**Passage shown:**

%%

I will be thankful if anyone could diagnose the problem in my code and the reason I'm getting error and how to solve the problem. Many thanks :)
note: many of these variables are highly-correlated (e.g., .8 or above), some variables have outliers and became non-normal; scales of these variables are different, but Rex Kline in his book said not to used z-score standardized data as input to CFA or SEM models, so I just used covariance matrix which is already a form of standardization??
library(lavaan)
data<- read.csv("mydata.csv", header=TRUE) #original data with all 22 variables;
cov.data<- cov(data)
#model with 22 variables, noted as V:
my.model<- 'group2=~ v1 + v2 + v3 +v4 + v5 + v6 + v7
group3=~ v8 + v9 + v10 + v11
group4=~ v12 + v13 + v14 + v15 + v16 + v17 +v18
group5=~ v19 + v20 + v21 + v22'
fit <- sem(my.model,
sample.cov = cov.data,
sample.nobs = 210)
summary(fit, standardized = TRUE)
Results:
Warning messages:
1: In lav_model_vcov(lavmodel = lavmodel, lavsamplestats = lavsamplestats, :
lavaan WARNING:
Could not compute standard errors! The information matrix could
not be inverted. This may be a symptom that the model is not
identified.

%%

**Provided material:**
%%

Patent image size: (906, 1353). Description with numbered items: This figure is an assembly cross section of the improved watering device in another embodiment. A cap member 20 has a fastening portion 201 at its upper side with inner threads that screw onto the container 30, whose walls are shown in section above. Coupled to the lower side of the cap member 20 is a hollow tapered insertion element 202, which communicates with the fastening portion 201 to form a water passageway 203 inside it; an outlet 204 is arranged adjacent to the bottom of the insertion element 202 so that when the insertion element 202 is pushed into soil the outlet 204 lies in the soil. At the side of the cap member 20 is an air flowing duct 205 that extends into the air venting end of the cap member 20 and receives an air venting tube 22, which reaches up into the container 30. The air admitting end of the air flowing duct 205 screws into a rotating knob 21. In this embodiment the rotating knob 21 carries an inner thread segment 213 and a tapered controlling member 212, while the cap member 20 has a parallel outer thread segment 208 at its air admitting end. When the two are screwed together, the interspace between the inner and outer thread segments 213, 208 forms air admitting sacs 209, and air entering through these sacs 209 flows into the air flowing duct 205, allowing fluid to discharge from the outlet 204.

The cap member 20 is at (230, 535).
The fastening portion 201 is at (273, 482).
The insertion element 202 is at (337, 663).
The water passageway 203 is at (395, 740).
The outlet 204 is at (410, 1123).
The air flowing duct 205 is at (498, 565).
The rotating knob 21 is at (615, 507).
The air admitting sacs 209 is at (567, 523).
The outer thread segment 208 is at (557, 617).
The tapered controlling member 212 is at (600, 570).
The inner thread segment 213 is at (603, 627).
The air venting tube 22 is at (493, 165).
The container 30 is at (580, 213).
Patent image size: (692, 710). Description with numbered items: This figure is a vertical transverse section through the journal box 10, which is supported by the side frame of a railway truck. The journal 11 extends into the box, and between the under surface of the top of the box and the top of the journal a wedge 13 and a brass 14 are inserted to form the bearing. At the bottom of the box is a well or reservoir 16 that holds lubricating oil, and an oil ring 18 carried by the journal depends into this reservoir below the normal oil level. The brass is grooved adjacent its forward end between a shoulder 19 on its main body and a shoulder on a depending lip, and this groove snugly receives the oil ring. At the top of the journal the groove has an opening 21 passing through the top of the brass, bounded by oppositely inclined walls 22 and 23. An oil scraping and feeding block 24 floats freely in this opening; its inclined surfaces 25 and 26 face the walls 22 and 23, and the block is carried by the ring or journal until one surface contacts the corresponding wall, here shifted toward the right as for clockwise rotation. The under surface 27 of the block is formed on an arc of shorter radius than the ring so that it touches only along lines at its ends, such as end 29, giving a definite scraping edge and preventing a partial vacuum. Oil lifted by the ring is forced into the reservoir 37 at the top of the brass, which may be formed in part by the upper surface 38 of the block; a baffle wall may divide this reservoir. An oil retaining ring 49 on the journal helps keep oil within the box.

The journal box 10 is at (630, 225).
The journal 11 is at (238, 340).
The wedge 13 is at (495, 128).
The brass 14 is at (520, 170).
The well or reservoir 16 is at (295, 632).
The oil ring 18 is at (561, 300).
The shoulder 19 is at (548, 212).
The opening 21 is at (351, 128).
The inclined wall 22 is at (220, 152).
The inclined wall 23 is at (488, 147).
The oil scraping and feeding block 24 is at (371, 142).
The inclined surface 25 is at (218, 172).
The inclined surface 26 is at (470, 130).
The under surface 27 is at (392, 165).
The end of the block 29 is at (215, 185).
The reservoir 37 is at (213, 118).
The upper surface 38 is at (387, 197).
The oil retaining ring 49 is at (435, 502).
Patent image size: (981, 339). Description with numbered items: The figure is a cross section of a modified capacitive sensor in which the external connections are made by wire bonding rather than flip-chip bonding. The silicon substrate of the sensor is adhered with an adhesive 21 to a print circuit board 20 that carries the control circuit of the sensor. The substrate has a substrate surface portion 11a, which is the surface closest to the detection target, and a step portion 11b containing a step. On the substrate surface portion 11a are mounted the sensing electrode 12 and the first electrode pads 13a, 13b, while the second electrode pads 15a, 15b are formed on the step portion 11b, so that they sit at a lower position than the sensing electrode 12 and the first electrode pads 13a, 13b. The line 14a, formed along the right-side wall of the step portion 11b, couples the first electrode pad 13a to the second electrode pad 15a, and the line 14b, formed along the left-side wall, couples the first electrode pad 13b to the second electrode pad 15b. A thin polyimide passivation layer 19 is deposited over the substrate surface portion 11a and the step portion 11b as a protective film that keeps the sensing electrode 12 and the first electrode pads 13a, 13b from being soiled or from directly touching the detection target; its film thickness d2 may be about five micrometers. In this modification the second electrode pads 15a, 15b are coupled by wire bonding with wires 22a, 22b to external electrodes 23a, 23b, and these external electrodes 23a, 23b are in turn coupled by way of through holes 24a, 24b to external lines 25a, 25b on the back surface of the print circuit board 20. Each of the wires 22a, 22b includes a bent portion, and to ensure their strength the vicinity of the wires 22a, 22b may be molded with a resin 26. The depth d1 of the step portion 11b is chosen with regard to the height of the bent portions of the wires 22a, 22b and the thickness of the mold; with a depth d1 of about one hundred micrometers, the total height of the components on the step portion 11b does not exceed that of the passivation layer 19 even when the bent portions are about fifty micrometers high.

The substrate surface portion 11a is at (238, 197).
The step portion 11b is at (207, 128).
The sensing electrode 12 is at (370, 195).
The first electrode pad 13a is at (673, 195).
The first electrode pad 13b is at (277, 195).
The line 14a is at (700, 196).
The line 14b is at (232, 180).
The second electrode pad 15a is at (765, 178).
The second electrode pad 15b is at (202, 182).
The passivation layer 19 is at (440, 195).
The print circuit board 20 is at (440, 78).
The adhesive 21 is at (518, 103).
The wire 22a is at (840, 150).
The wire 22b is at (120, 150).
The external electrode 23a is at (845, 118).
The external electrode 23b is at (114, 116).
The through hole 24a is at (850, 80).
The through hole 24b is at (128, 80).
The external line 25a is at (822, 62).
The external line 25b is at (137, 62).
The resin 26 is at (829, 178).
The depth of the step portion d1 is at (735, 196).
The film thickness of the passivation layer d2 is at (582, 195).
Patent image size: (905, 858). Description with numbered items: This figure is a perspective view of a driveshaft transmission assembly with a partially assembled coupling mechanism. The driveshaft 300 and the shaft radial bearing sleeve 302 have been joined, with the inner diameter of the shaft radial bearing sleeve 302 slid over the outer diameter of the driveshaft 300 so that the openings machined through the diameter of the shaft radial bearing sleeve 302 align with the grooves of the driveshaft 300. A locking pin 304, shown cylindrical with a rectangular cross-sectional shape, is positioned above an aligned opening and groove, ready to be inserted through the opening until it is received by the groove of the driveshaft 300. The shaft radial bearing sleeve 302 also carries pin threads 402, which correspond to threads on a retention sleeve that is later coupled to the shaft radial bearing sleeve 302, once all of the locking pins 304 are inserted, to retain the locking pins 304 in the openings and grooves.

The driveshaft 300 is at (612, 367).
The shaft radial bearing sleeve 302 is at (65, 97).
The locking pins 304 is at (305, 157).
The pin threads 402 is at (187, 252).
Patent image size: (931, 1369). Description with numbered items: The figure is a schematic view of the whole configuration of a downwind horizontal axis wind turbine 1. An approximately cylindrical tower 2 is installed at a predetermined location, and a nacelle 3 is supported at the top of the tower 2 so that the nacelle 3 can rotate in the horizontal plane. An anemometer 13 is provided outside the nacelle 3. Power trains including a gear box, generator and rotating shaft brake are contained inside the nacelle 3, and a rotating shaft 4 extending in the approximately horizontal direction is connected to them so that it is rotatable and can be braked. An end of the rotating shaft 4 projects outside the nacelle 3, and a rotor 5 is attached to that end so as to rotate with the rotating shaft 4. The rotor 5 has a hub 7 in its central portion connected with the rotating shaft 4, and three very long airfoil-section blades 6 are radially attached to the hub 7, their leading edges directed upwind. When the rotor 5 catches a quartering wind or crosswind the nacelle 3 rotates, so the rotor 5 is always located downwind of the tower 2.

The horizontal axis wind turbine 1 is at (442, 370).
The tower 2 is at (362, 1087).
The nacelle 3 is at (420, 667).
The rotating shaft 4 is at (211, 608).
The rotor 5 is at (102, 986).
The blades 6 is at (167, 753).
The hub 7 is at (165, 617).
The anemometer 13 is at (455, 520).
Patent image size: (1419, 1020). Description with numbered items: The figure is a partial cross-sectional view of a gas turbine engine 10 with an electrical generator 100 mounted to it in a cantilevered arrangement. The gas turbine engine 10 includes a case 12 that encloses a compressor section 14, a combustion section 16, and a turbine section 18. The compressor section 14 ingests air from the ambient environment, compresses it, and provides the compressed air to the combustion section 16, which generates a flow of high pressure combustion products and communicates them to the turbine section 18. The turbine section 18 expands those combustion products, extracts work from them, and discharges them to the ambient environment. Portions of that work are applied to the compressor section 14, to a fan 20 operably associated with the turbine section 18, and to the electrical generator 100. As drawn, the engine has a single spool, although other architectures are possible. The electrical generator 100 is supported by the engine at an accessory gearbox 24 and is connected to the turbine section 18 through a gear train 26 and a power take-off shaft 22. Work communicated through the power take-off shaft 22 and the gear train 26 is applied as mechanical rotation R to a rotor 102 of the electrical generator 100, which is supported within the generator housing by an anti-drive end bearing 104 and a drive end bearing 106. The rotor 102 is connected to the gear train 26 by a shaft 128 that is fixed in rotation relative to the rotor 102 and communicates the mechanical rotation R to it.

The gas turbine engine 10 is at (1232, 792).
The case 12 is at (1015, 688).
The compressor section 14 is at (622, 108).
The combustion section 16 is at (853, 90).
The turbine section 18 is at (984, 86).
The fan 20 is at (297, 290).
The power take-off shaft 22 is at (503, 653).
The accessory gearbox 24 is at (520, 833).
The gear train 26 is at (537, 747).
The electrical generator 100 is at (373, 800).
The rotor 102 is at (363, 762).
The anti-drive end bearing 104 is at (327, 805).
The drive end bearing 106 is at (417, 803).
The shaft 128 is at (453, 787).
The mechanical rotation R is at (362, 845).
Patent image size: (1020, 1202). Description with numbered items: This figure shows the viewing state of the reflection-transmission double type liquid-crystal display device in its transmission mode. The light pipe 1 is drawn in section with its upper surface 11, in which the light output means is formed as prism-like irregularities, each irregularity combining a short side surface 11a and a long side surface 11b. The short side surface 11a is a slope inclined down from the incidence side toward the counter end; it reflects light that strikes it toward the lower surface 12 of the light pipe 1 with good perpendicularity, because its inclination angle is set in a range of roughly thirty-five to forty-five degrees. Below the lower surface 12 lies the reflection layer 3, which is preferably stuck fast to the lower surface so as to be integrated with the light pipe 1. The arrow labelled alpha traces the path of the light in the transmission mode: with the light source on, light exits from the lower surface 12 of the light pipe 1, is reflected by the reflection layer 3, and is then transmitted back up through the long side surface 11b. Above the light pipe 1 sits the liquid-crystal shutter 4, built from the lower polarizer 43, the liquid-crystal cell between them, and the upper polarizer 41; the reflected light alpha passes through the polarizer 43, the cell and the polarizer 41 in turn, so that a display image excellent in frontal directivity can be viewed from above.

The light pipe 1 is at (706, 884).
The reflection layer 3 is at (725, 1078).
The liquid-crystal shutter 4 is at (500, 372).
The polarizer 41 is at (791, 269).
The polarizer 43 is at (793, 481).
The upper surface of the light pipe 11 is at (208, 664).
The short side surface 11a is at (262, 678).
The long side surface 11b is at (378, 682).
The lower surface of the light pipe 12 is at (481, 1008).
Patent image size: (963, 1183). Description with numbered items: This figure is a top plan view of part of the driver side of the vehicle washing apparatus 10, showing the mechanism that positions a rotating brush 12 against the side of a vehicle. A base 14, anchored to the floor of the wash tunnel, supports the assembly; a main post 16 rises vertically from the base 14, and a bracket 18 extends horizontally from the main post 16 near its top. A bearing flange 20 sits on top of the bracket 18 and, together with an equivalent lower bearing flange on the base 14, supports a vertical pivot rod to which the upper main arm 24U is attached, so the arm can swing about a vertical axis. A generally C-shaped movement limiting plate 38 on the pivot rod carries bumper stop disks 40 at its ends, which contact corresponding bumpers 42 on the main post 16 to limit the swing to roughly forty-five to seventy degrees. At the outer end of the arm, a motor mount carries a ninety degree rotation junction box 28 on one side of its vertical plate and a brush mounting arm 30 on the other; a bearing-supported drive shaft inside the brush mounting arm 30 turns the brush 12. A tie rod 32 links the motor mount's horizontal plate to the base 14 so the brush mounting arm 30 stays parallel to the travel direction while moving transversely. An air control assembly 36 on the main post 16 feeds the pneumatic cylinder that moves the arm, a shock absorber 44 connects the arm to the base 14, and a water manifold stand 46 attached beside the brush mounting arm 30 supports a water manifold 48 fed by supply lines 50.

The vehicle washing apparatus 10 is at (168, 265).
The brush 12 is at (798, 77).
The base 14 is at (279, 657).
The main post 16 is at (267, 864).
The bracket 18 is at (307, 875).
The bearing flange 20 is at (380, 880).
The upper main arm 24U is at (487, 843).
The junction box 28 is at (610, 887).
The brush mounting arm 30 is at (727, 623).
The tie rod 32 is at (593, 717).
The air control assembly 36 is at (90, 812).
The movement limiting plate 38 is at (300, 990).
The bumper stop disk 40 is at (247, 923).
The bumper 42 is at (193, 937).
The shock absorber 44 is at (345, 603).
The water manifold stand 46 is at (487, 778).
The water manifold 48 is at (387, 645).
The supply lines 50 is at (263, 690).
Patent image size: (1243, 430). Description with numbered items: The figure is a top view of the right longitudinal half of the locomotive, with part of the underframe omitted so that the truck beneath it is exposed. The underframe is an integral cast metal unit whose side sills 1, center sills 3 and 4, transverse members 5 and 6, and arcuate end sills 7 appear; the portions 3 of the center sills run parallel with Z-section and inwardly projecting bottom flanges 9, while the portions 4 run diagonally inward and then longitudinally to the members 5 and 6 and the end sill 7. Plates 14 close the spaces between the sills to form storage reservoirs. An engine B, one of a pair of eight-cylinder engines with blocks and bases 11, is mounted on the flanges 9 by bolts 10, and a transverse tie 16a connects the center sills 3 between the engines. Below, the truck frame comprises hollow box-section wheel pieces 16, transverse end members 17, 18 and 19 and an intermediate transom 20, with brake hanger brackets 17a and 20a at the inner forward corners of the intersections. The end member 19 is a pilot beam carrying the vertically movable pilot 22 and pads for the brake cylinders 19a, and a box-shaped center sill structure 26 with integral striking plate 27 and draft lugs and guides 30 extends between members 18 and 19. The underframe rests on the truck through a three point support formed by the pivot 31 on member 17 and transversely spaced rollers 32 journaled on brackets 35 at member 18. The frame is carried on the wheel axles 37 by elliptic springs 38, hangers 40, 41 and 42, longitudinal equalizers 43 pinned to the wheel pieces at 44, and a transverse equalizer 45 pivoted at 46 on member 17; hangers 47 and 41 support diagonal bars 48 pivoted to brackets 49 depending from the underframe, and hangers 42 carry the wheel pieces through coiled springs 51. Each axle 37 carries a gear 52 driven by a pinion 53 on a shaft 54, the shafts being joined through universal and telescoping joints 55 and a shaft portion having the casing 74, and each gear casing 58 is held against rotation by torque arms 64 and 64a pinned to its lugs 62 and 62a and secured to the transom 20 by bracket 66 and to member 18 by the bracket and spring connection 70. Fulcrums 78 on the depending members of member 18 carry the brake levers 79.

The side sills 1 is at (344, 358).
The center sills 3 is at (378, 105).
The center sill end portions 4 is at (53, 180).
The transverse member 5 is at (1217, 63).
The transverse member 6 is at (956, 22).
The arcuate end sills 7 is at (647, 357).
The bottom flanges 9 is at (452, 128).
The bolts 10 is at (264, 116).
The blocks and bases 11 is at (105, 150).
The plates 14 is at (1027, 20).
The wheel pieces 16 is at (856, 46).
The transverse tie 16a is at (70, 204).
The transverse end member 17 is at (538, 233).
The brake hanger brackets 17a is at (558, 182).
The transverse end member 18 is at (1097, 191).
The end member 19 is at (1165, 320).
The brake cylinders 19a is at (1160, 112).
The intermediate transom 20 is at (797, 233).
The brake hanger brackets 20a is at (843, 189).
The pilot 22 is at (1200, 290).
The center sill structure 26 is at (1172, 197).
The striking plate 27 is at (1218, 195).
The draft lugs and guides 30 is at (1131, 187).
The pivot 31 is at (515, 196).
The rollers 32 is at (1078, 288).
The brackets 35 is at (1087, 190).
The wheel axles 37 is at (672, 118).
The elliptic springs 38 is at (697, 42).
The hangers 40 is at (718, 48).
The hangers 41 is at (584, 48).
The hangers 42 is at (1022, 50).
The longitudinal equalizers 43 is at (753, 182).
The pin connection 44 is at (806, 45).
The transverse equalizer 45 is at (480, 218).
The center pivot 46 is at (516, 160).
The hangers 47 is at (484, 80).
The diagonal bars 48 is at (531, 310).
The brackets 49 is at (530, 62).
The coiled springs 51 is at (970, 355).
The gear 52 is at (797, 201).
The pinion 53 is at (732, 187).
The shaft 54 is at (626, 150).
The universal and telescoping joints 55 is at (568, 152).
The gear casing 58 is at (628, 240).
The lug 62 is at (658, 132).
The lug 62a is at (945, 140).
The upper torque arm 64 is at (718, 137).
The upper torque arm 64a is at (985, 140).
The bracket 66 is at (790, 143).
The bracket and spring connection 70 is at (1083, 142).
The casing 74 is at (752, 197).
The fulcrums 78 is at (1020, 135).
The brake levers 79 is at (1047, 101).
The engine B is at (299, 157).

%%

**Exercises to complete:**
• 1. In the forum post about the lavaan model, why did the poster fit the model to a covariance matrix rather than to z-score standardized data?
• 2. In the lavaan forum post, what number of observations is given for the sample?
Rely only on the forum post when completing the tasks.

**Answers provided:**
• 1. Rex Kline's book said not to use z-score standardized data as input to CFA or SEM models. So the poster used the covariance matrix, which the poster believed is already a form of standardization.

• 2. 210